RAW RECORDS start
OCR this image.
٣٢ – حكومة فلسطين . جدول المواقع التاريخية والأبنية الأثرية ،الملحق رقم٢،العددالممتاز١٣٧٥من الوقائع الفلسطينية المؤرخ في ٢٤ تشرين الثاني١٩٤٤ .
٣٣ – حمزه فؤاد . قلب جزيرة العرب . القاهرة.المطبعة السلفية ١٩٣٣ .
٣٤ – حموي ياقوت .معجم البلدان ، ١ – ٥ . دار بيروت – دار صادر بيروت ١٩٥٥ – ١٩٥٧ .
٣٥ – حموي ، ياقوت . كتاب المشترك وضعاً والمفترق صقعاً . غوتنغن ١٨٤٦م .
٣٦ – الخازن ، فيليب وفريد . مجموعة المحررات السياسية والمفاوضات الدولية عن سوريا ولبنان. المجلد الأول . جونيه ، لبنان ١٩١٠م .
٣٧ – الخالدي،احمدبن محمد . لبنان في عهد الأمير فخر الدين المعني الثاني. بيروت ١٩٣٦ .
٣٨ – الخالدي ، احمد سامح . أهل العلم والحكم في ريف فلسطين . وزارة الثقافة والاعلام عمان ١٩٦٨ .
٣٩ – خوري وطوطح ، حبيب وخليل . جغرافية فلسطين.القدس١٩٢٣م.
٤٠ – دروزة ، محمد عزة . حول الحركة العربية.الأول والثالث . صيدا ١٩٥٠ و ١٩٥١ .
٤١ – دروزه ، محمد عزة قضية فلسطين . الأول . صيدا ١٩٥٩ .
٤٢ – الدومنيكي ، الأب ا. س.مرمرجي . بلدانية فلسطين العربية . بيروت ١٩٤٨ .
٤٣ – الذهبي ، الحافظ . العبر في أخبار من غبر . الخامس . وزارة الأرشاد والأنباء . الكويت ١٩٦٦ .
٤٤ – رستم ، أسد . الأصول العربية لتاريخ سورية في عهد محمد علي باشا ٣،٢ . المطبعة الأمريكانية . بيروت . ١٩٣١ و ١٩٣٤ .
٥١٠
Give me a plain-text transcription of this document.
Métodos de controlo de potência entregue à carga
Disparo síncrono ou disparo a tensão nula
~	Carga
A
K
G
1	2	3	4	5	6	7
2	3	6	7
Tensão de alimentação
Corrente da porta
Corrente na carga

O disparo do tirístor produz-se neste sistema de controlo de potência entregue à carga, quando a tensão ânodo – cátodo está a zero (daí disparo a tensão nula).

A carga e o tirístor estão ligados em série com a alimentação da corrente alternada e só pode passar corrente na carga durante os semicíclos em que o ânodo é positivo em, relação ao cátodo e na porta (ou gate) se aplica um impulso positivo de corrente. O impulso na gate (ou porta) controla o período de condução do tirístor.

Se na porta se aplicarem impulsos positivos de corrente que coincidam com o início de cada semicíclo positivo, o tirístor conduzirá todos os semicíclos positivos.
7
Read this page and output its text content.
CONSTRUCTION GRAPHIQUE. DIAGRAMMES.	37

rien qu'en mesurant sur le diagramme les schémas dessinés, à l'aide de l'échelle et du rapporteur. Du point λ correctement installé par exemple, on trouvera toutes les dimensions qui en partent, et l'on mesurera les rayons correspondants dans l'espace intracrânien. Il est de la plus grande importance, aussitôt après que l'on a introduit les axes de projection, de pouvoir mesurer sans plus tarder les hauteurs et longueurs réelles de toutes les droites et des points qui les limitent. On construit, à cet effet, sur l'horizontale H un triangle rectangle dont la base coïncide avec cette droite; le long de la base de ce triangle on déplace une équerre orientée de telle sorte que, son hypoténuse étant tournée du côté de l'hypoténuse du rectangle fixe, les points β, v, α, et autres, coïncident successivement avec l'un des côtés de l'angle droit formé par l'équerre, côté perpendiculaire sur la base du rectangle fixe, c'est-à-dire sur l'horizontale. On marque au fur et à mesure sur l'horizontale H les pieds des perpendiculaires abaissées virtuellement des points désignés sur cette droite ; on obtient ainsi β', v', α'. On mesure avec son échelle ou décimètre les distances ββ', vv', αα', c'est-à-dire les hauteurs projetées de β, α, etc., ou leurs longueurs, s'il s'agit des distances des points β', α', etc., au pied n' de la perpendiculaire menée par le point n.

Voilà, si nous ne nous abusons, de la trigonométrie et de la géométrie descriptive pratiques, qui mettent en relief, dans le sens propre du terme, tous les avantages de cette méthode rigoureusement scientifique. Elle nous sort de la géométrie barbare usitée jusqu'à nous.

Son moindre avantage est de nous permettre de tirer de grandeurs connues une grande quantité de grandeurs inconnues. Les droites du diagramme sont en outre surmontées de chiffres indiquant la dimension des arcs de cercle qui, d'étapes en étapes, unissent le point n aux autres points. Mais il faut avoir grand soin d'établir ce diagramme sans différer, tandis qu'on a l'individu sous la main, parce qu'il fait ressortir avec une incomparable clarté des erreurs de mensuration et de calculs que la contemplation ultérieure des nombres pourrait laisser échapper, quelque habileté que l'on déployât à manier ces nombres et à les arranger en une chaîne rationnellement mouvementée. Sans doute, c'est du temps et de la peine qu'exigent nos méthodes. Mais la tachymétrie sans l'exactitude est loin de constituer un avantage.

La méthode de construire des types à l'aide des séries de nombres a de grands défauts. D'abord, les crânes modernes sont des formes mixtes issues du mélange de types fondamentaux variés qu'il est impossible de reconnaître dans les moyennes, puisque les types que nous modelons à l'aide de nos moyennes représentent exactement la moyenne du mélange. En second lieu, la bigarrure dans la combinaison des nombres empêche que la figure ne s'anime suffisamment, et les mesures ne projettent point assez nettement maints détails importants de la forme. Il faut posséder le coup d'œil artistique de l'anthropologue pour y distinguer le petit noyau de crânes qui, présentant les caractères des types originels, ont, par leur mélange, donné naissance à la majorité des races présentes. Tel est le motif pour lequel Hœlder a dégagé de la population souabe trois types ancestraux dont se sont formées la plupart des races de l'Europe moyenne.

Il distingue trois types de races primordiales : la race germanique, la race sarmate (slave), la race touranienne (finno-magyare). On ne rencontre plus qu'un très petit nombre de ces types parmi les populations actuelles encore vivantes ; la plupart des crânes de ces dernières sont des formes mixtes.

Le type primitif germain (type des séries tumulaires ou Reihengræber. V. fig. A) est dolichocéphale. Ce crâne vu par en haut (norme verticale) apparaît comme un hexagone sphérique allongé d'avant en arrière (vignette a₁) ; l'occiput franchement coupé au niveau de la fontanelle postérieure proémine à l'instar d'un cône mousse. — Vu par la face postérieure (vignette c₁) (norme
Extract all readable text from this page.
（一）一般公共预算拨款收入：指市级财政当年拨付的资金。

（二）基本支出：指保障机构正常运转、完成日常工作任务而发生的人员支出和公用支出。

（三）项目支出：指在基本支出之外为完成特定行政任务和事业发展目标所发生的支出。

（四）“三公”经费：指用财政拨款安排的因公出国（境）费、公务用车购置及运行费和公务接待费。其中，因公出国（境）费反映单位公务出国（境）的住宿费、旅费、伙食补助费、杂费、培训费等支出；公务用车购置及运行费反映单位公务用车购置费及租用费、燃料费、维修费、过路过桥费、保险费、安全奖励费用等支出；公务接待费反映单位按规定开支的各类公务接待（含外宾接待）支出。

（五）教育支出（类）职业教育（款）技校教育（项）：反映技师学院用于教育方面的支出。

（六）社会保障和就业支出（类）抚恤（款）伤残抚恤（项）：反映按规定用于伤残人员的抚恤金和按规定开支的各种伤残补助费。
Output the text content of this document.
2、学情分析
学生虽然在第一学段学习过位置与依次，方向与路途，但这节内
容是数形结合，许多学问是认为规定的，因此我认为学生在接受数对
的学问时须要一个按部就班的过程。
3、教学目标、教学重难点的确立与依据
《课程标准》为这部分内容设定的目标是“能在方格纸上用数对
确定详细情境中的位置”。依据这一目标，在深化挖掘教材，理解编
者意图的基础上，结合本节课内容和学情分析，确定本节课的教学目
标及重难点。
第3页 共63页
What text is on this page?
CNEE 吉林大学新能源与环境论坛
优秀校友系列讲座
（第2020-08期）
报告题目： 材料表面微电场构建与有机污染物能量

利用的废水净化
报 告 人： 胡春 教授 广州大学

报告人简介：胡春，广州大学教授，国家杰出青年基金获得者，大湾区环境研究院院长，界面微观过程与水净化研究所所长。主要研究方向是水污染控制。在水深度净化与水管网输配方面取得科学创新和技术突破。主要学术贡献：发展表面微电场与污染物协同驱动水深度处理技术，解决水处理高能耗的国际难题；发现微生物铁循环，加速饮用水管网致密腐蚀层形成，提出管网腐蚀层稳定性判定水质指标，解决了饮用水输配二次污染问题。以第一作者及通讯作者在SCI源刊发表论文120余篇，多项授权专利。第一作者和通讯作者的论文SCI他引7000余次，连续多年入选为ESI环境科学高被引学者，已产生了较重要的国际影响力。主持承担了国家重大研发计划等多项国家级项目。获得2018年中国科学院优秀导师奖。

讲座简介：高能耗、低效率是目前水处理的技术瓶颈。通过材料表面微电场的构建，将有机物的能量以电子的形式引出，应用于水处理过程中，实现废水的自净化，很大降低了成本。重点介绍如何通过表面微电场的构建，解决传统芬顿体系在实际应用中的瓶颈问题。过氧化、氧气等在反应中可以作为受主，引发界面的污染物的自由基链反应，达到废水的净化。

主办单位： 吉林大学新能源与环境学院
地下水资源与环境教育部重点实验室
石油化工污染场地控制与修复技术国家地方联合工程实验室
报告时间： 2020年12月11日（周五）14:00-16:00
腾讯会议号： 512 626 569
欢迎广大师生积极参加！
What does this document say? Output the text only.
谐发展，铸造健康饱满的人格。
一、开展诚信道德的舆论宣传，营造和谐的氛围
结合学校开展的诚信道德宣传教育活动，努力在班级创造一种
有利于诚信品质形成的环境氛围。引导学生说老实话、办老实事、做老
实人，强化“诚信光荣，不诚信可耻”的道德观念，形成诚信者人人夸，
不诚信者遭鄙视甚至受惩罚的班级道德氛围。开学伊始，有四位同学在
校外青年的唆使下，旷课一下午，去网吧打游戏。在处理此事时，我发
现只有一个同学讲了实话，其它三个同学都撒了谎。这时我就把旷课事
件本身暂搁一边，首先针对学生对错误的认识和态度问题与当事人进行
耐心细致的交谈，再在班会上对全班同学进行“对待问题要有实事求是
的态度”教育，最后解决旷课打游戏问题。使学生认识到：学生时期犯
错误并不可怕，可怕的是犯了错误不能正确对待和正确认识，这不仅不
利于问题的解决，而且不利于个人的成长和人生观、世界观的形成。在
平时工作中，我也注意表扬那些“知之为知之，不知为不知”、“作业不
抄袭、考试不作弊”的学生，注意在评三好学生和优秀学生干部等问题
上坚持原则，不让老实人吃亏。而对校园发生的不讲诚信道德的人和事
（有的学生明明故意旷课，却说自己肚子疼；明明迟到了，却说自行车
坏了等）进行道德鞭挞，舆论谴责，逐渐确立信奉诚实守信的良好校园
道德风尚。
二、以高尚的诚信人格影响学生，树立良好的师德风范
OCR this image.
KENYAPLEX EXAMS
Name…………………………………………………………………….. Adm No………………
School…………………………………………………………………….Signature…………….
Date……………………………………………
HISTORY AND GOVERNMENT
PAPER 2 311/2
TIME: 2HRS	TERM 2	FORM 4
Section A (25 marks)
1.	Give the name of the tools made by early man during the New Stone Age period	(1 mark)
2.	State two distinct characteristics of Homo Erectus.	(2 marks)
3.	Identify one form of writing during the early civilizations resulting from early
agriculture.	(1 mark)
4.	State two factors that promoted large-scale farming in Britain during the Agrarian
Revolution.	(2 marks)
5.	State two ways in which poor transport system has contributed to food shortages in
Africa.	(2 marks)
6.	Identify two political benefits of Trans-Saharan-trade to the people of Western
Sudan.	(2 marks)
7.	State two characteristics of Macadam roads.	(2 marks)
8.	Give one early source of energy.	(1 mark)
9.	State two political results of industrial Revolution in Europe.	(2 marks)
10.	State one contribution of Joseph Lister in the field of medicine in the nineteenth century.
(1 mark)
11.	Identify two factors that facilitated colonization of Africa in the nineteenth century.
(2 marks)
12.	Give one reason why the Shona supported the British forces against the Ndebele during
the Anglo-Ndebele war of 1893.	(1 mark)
RAW RECORDS end
#### WHAT THE TASK REQUIRES
Filter the records above for lines containing the word "that", and copy those lines.

#### WRITTEN RESPONSE
4.	State two factors that promoted large-scale farming in Britain during the Agrarian
11.	Identify two factors that facilitated colonization of Africa in the nineteenth century.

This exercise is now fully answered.